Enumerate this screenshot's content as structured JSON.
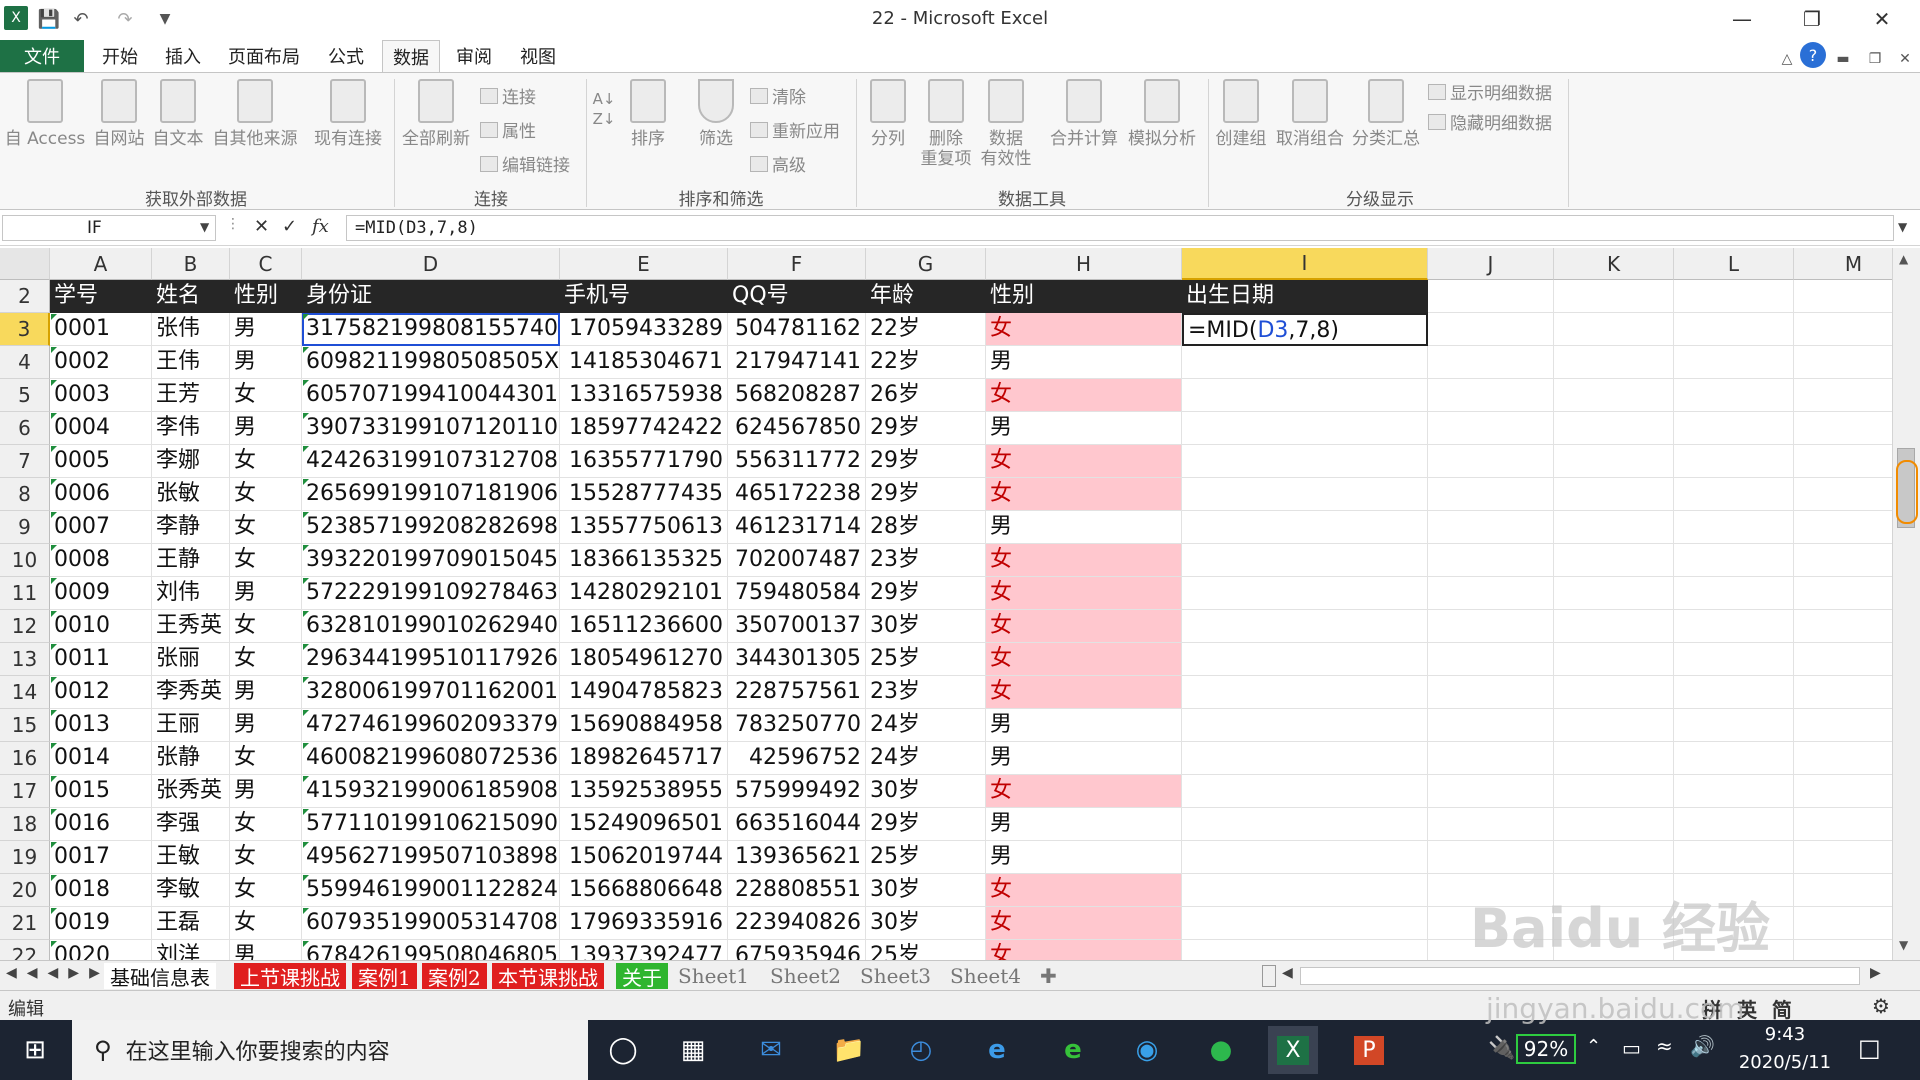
{
  "window": {
    "title": "22 - Microsoft Excel"
  },
  "ribbon_tabs": [
    "文件",
    "开始",
    "插入",
    "页面布局",
    "公式",
    "数据",
    "审阅",
    "视图"
  ],
  "ribbon": {
    "get_external": {
      "group": "获取外部数据",
      "buttons": [
        "自 Access",
        "自网站",
        "自文本",
        "自其他来源",
        "现有连接"
      ]
    },
    "connections": {
      "group": "连接",
      "refresh": "全部刷新",
      "items": [
        "连接",
        "属性",
        "编辑链接"
      ]
    },
    "sort_filter": {
      "group": "排序和筛选",
      "sort": "排序",
      "filter": "筛选",
      "items": [
        "清除",
        "重新应用",
        "高级"
      ]
    },
    "data_tools": {
      "group": "数据工具",
      "buttons": [
        "分列",
        "删除\n重复项",
        "数据\n有效性",
        "合并计算",
        "模拟分析"
      ]
    },
    "outline": {
      "group": "分级显示",
      "buttons": [
        "创建组",
        "取消组合",
        "分类汇总"
      ],
      "items": [
        "显示明细数据",
        "隐藏明细数据"
      ]
    }
  },
  "formula_bar": {
    "name_box": "IF",
    "formula": "=MID(D3,7,8)"
  },
  "columns": [
    "A",
    "B",
    "C",
    "D",
    "E",
    "F",
    "G",
    "H",
    "I",
    "J",
    "K",
    "L",
    "M"
  ],
  "header_row": {
    "row": "2",
    "cells": [
      "学号",
      "姓名",
      "性别",
      "身份证",
      "手机号",
      "QQ号",
      "年龄",
      "性别",
      "出生日期"
    ]
  },
  "rows": [
    {
      "row": "3",
      "cells": [
        "0001",
        "张伟",
        "男",
        "317582199808155740",
        "17059433289",
        "504781162",
        "22岁",
        "女"
      ],
      "pink": true
    },
    {
      "row": "4",
      "cells": [
        "0002",
        "王伟",
        "男",
        "60982119980508505X",
        "14185304671",
        "217947141",
        "22岁",
        "男"
      ],
      "pink": false
    },
    {
      "row": "5",
      "cells": [
        "0003",
        "王芳",
        "女",
        "605707199410044301",
        "13316575938",
        "568208287",
        "26岁",
        "女"
      ],
      "pink": true
    },
    {
      "row": "6",
      "cells": [
        "0004",
        "李伟",
        "男",
        "390733199107120110",
        "18597742422",
        "624567850",
        "29岁",
        "男"
      ],
      "pink": false
    },
    {
      "row": "7",
      "cells": [
        "0005",
        "李娜",
        "女",
        "424263199107312708",
        "16355771790",
        "556311772",
        "29岁",
        "女"
      ],
      "pink": true
    },
    {
      "row": "8",
      "cells": [
        "0006",
        "张敏",
        "女",
        "265699199107181906",
        "15528777435",
        "465172238",
        "29岁",
        "女"
      ],
      "pink": true
    },
    {
      "row": "9",
      "cells": [
        "0007",
        "李静",
        "女",
        "523857199208282698",
        "13557750613",
        "461231714",
        "28岁",
        "男"
      ],
      "pink": false
    },
    {
      "row": "10",
      "cells": [
        "0008",
        "王静",
        "女",
        "393220199709015045",
        "18366135325",
        "702007487",
        "23岁",
        "女"
      ],
      "pink": true
    },
    {
      "row": "11",
      "cells": [
        "0009",
        "刘伟",
        "男",
        "572229199109278463",
        "14280292101",
        "759480584",
        "29岁",
        "女"
      ],
      "pink": true
    },
    {
      "row": "12",
      "cells": [
        "0010",
        "王秀英",
        "女",
        "632810199010262940",
        "16511236600",
        "350700137",
        "30岁",
        "女"
      ],
      "pink": true
    },
    {
      "row": "13",
      "cells": [
        "0011",
        "张丽",
        "女",
        "296344199510117926",
        "18054961270",
        "344301305",
        "25岁",
        "女"
      ],
      "pink": true
    },
    {
      "row": "14",
      "cells": [
        "0012",
        "李秀英",
        "男",
        "328006199701162001",
        "14904785823",
        "228757561",
        "23岁",
        "女"
      ],
      "pink": true
    },
    {
      "row": "15",
      "cells": [
        "0013",
        "王丽",
        "男",
        "472746199602093379",
        "15690884958",
        "783250770",
        "24岁",
        "男"
      ],
      "pink": false
    },
    {
      "row": "16",
      "cells": [
        "0014",
        "张静",
        "女",
        "460082199608072536",
        "18982645717",
        "42596752",
        "24岁",
        "男"
      ],
      "pink": false
    },
    {
      "row": "17",
      "cells": [
        "0015",
        "张秀英",
        "男",
        "415932199006185908",
        "13592538955",
        "575999492",
        "30岁",
        "女"
      ],
      "pink": true
    },
    {
      "row": "18",
      "cells": [
        "0016",
        "李强",
        "女",
        "577110199106215090",
        "15249096501",
        "663516044",
        "29岁",
        "男"
      ],
      "pink": false
    },
    {
      "row": "19",
      "cells": [
        "0017",
        "王敏",
        "女",
        "495627199507103898",
        "15062019744",
        "139365621",
        "25岁",
        "男"
      ],
      "pink": false
    },
    {
      "row": "20",
      "cells": [
        "0018",
        "李敏",
        "女",
        "559946199001122824",
        "15668806648",
        "228808551",
        "30岁",
        "女"
      ],
      "pink": true
    },
    {
      "row": "21",
      "cells": [
        "0019",
        "王磊",
        "女",
        "607935199005314708",
        "17969335916",
        "223940826",
        "30岁",
        "女"
      ],
      "pink": true
    },
    {
      "row": "22",
      "cells": [
        "0020",
        "刘洋",
        "男",
        "678426199508046805",
        "13937392477",
        "675935946",
        "25岁",
        "女"
      ],
      "pink": true
    }
  ],
  "editing_cell": {
    "prefix": "=MID(",
    "ref": "D3",
    "suffix": ",7,8)"
  },
  "sheet_tabs": [
    {
      "label": "基础信息表",
      "style": "cur"
    },
    {
      "label": "上节课挑战",
      "style": "red"
    },
    {
      "label": "案例1",
      "style": "red"
    },
    {
      "label": "案例2",
      "style": "red"
    },
    {
      "label": "本节课挑战",
      "style": "red"
    },
    {
      "label": "关于",
      "style": "grn"
    },
    {
      "label": "Sheet1",
      "style": "plain"
    },
    {
      "label": "Sheet2",
      "style": "plain"
    },
    {
      "label": "Sheet3",
      "style": "plain"
    },
    {
      "label": "Sheet4",
      "style": "plain"
    }
  ],
  "status": {
    "mode": "编辑",
    "ime": "拼 英 简"
  },
  "taskbar": {
    "search_placeholder": "在这里输入你要搜索的内容",
    "battery": "92%",
    "time": "9:43",
    "date": "2020/5/11"
  },
  "watermark": {
    "text": "Baidu 经验",
    "url": "jingyan.baidu.com"
  },
  "colors": {
    "excel_green": "#1e7145",
    "header_dark": "#262626",
    "pink_fill": "#ffc7ce",
    "pink_text": "#c00000",
    "selected_header": "#f8d95c",
    "tab_red": "#e01f1f",
    "tab_green": "#2fb52f",
    "ref_blue": "#1f4fd6"
  }
}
◆ ◆ ◆ ◆
*What to produce:*
Your job is to transcribe the entries above exactly; skip the pictures.

*The solution:*
Enumerate this screenshot's content as structured JSON.
{
  "window": {
    "title": "22 - Microsoft Excel"
  },
  "ribbon_tabs": [
    "文件",
    "开始",
    "插入",
    "页面布局",
    "公式",
    "数据",
    "审阅",
    "视图"
  ],
  "ribbon": {
    "get_external": {
      "group": "获取外部数据",
      "buttons": [
        "自 Access",
        "自网站",
        "自文本",
        "自其他来源",
        "现有连接"
      ]
    },
    "connections": {
      "group": "连接",
      "refresh": "全部刷新",
      "items": [
        "连接",
        "属性",
        "编辑链接"
      ]
    },
    "sort_filter": {
      "group": "排序和筛选",
      "sort": "排序",
      "filter": "筛选",
      "items": [
        "清除",
        "重新应用",
        "高级"
      ]
    },
    "data_tools": {
      "group": "数据工具",
      "buttons": [
        "分列",
        "删除\n重复项",
        "数据\n有效性",
        "合并计算",
        "模拟分析"
      ]
    },
    "outline": {
      "group": "分级显示",
      "buttons": [
        "创建组",
        "取消组合",
        "分类汇总"
      ],
      "items": [
        "显示明细数据",
        "隐藏明细数据"
      ]
    }
  },
  "formula_bar": {
    "name_box": "IF",
    "formula": "=MID(D3,7,8)"
  },
  "columns": [
    "A",
    "B",
    "C",
    "D",
    "E",
    "F",
    "G",
    "H",
    "I",
    "J",
    "K",
    "L",
    "M"
  ],
  "header_row": {
    "row": "2",
    "cells": [
      "学号",
      "姓名",
      "性别",
      "身份证",
      "手机号",
      "QQ号",
      "年龄",
      "性别",
      "出生日期"
    ]
  },
  "rows": [
    {
      "row": "3",
      "cells": [
        "0001",
        "张伟",
        "男",
        "317582199808155740",
        "17059433289",
        "504781162",
        "22岁",
        "女"
      ],
      "pink": true
    },
    {
      "row": "4",
      "cells": [
        "0002",
        "王伟",
        "男",
        "60982119980508505X",
        "14185304671",
        "217947141",
        "22岁",
        "男"
      ],
      "pink": false
    },
    {
      "row": "5",
      "cells": [
        "0003",
        "王芳",
        "女",
        "605707199410044301",
        "13316575938",
        "568208287",
        "26岁",
        "女"
      ],
      "pink": true
    },
    {
      "row": "6",
      "cells": [
        "0004",
        "李伟",
        "男",
        "390733199107120110",
        "18597742422",
        "624567850",
        "29岁",
        "男"
      ],
      "pink": false
    },
    {
      "row": "7",
      "cells": [
        "0005",
        "李娜",
        "女",
        "424263199107312708",
        "16355771790",
        "556311772",
        "29岁",
        "女"
      ],
      "pink": true
    },
    {
      "row": "8",
      "cells": [
        "0006",
        "张敏",
        "女",
        "265699199107181906",
        "15528777435",
        "465172238",
        "29岁",
        "女"
      ],
      "pink": true
    },
    {
      "row": "9",
      "cells": [
        "0007",
        "李静",
        "女",
        "523857199208282698",
        "13557750613",
        "461231714",
        "28岁",
        "男"
      ],
      "pink": false
    },
    {
      "row": "10",
      "cells": [
        "0008",
        "王静",
        "女",
        "393220199709015045",
        "18366135325",
        "702007487",
        "23岁",
        "女"
      ],
      "pink": true
    },
    {
      "row": "11",
      "cells": [
        "0009",
        "刘伟",
        "男",
        "572229199109278463",
        "14280292101",
        "759480584",
        "29岁",
        "女"
      ],
      "pink": true
    },
    {
      "row": "12",
      "cells": [
        "0010",
        "王秀英",
        "女",
        "632810199010262940",
        "16511236600",
        "350700137",
        "30岁",
        "女"
      ],
      "pink": true
    },
    {
      "row": "13",
      "cells": [
        "0011",
        "张丽",
        "女",
        "296344199510117926",
        "18054961270",
        "344301305",
        "25岁",
        "女"
      ],
      "pink": true
    },
    {
      "row": "14",
      "cells": [
        "0012",
        "李秀英",
        "男",
        "328006199701162001",
        "14904785823",
        "228757561",
        "23岁",
        "女"
      ],
      "pink": true
    },
    {
      "row": "15",
      "cells": [
        "0013",
        "王丽",
        "男",
        "472746199602093379",
        "15690884958",
        "783250770",
        "24岁",
        "男"
      ],
      "pink": false
    },
    {
      "row": "16",
      "cells": [
        "0014",
        "张静",
        "女",
        "460082199608072536",
        "18982645717",
        "42596752",
        "24岁",
        "男"
      ],
      "pink": false
    },
    {
      "row": "17",
      "cells": [
        "0015",
        "张秀英",
        "男",
        "415932199006185908",
        "13592538955",
        "575999492",
        "30岁",
        "女"
      ],
      "pink": true
    },
    {
      "row": "18",
      "cells": [
        "0016",
        "李强",
        "女",
        "577110199106215090",
        "15249096501",
        "663516044",
        "29岁",
        "男"
      ],
      "pink": false
    },
    {
      "row": "19",
      "cells": [
        "0017",
        "王敏",
        "女",
        "495627199507103898",
        "15062019744",
        "139365621",
        "25岁",
        "男"
      ],
      "pink": false
    },
    {
      "row": "20",
      "cells": [
        "0018",
        "李敏",
        "女",
        "559946199001122824",
        "15668806648",
        "228808551",
        "30岁",
        "女"
      ],
      "pink": true
    },
    {
      "row": "21",
      "cells": [
        "0019",
        "王磊",
        "女",
        "607935199005314708",
        "17969335916",
        "223940826",
        "30岁",
        "女"
      ],
      "pink": true
    },
    {
      "row": "22",
      "cells": [
        "0020",
        "刘洋",
        "男",
        "678426199508046805",
        "13937392477",
        "675935946",
        "25岁",
        "女"
      ],
      "pink": true
    }
  ],
  "editing_cell": {
    "prefix": "=MID(",
    "ref": "D3",
    "suffix": ",7,8)"
  },
  "sheet_tabs": [
    {
      "label": "基础信息表",
      "style": "cur"
    },
    {
      "label": "上节课挑战",
      "style": "red"
    },
    {
      "label": "案例1",
      "style": "red"
    },
    {
      "label": "案例2",
      "style": "red"
    },
    {
      "label": "本节课挑战",
      "style": "red"
    },
    {
      "label": "关于",
      "style": "grn"
    },
    {
      "label": "Sheet1",
      "style": "plain"
    },
    {
      "label": "Sheet2",
      "style": "plain"
    },
    {
      "label": "Sheet3",
      "style": "plain"
    },
    {
      "label": "Sheet4",
      "style": "plain"
    }
  ],
  "status": {
    "mode": "编辑",
    "ime": "拼 英 简"
  },
  "taskbar": {
    "search_placeholder": "在这里输入你要搜索的内容",
    "battery": "92%",
    "time": "9:43",
    "date": "2020/5/11"
  },
  "watermark": {
    "text": "Baidu 经验",
    "url": "jingyan.baidu.com"
  },
  "colors": {
    "excel_green": "#1e7145",
    "header_dark": "#262626",
    "pink_fill": "#ffc7ce",
    "pink_text": "#c00000",
    "selected_header": "#f8d95c",
    "tab_red": "#e01f1f",
    "tab_green": "#2fb52f",
    "ref_blue": "#1f4fd6"
  }
}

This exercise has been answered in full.